** START Dataset extract **

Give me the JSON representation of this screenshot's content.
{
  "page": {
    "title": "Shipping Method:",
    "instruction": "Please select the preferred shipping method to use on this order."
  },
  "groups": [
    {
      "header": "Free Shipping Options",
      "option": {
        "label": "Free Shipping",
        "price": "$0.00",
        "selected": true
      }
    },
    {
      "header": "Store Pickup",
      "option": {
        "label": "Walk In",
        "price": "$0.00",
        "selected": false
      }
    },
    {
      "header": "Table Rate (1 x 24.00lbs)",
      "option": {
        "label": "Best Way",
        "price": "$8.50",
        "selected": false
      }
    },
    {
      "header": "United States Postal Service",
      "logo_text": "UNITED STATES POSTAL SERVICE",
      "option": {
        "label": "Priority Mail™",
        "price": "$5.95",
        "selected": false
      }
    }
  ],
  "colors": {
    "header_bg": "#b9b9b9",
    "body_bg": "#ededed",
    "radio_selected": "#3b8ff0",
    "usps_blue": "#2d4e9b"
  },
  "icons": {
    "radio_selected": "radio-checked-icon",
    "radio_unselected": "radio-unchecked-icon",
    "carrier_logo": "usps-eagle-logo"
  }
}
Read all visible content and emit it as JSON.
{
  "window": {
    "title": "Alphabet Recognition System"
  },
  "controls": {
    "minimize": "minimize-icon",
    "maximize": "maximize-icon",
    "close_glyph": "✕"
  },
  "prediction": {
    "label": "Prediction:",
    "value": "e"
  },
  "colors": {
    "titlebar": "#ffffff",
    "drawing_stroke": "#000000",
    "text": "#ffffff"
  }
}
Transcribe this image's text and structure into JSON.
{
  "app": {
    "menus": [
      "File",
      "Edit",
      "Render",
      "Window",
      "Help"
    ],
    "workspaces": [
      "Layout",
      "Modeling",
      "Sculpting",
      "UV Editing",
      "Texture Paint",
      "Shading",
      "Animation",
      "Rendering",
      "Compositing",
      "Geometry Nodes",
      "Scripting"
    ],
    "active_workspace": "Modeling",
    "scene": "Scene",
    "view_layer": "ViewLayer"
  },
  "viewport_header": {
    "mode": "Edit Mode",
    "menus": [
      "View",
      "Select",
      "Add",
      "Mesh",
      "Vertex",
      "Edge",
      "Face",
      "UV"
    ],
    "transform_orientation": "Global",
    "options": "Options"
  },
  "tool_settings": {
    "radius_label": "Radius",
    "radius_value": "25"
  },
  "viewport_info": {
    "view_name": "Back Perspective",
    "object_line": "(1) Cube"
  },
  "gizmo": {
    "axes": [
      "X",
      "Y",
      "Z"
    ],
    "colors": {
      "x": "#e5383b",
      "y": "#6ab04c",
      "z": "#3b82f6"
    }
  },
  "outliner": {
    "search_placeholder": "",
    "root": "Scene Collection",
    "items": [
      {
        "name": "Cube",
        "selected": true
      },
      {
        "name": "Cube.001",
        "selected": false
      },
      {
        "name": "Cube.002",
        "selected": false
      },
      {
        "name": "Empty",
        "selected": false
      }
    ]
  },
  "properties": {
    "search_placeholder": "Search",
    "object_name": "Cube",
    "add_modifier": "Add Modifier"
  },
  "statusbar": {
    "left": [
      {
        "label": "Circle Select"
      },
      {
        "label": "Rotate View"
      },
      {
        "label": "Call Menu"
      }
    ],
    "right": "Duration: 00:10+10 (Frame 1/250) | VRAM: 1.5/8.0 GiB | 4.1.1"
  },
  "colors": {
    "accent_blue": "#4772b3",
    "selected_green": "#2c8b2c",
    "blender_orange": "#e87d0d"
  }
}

** END Dataset extract **

- _Exercise directions_
Repeat every line of the records above exactly.

- _Result of this exercise_
Give me the JSON representation of this screenshot's content.
{
  "page": {
    "title": "Shipping Method:",
    "instruction": "Please select the preferred shipping method to use on this order."
  },
  "groups": [
    {
      "header": "Free Shipping Options",
      "option": {
        "label": "Free Shipping",
        "price": "$0.00",
        "selected": true
      }
    },
    {
      "header": "Store Pickup",
      "option": {
        "label": "Walk In",
        "price": "$0.00",
        "selected": false
      }
    },
    {
      "header": "Table Rate (1 x 24.00lbs)",
      "option": {
        "label": "Best Way",
        "price": "$8.50",
        "selected": false
      }
    },
    {
      "header": "United States Postal Service",
      "logo_text": "UNITED STATES POSTAL SERVICE",
      "option": {
        "label": "Priority Mail™",
        "price": "$5.95",
        "selected": false
      }
    }
  ],
  "colors": {
    "header_bg": "#b9b9b9",
    "body_bg": "#ededed",
    "radio_selected": "#3b8ff0",
    "usps_blue": "#2d4e9b"
  },
  "icons": {
    "radio_selected": "radio-checked-icon",
    "radio_unselected": "radio-unchecked-icon",
    "carrier_logo": "usps-eagle-logo"
  }
}
Read all visible content and emit it as JSON.
{
  "window": {
    "title": "Alphabet Recognition System"
  },
  "controls": {
    "minimize": "minimize-icon",
    "maximize": "maximize-icon",
    "close_glyph": "✕"
  },
  "prediction": {
    "label": "Prediction:",
    "value": "e"
  },
  "colors": {
    "titlebar": "#ffffff",
    "drawing_stroke": "#000000",
    "text": "#ffffff"
  }
}
Transcribe this image's text and structure into JSON.
{
  "app": {
    "menus": [
      "File",
      "Edit",
      "Render",
      "Window",
      "Help"
    ],
    "workspaces": [
      "Layout",
      "Modeling",
      "Sculpting",
      "UV Editing",
      "Texture Paint",
      "Shading",
      "Animation",
      "Rendering",
      "Compositing",
      "Geometry Nodes",
      "Scripting"
    ],
    "active_workspace": "Modeling",
    "scene": "Scene",
    "view_layer": "ViewLayer"
  },
  "viewport_header": {
    "mode": "Edit Mode",
    "menus": [
      "View",
      "Select",
      "Add",
      "Mesh",
      "Vertex",
      "Edge",
      "Face",
      "UV"
    ],
    "transform_orientation": "Global",
    "options": "Options"
  },
  "tool_settings": {
    "radius_label": "Radius",
    "radius_value": "25"
  },
  "viewport_info": {
    "view_name": "Back Perspective",
    "object_line": "(1) Cube"
  },
  "gizmo": {
    "axes": [
      "X",
      "Y",
      "Z"
    ],
    "colors": {
      "x": "#e5383b",
      "y": "#6ab04c",
      "z": "#3b82f6"
    }
  },
  "outliner": {
    "search_placeholder": "",
    "root": "Scene Collection",
    "items": [
      {
        "name": "Cube",
        "selected": true
      },
      {
        "name": "Cube.001",
        "selected": false
      },
      {
        "name": "Cube.002",
        "selected": false
      },
      {
        "name": "Empty",
        "selected": false
      }
    ]
  },
  "properties": {
    "search_placeholder": "Search",
    "object_name": "Cube",
    "add_modifier": "Add Modifier"
  },
  "statusbar": {
    "left": [
      {
        "label": "Circle Select"
      },
      {
        "label": "Rotate View"
      },
      {
        "label": "Call Menu"
      }
    ],
    "right": "Duration: 00:10+10 (Frame 1/250) | VRAM: 1.5/8.0 GiB | 4.1.1"
  },
  "colors": {
    "accent_blue": "#4772b3",
    "selected_green": "#2c8b2c",
    "blender_orange": "#e87d0d"
  }
}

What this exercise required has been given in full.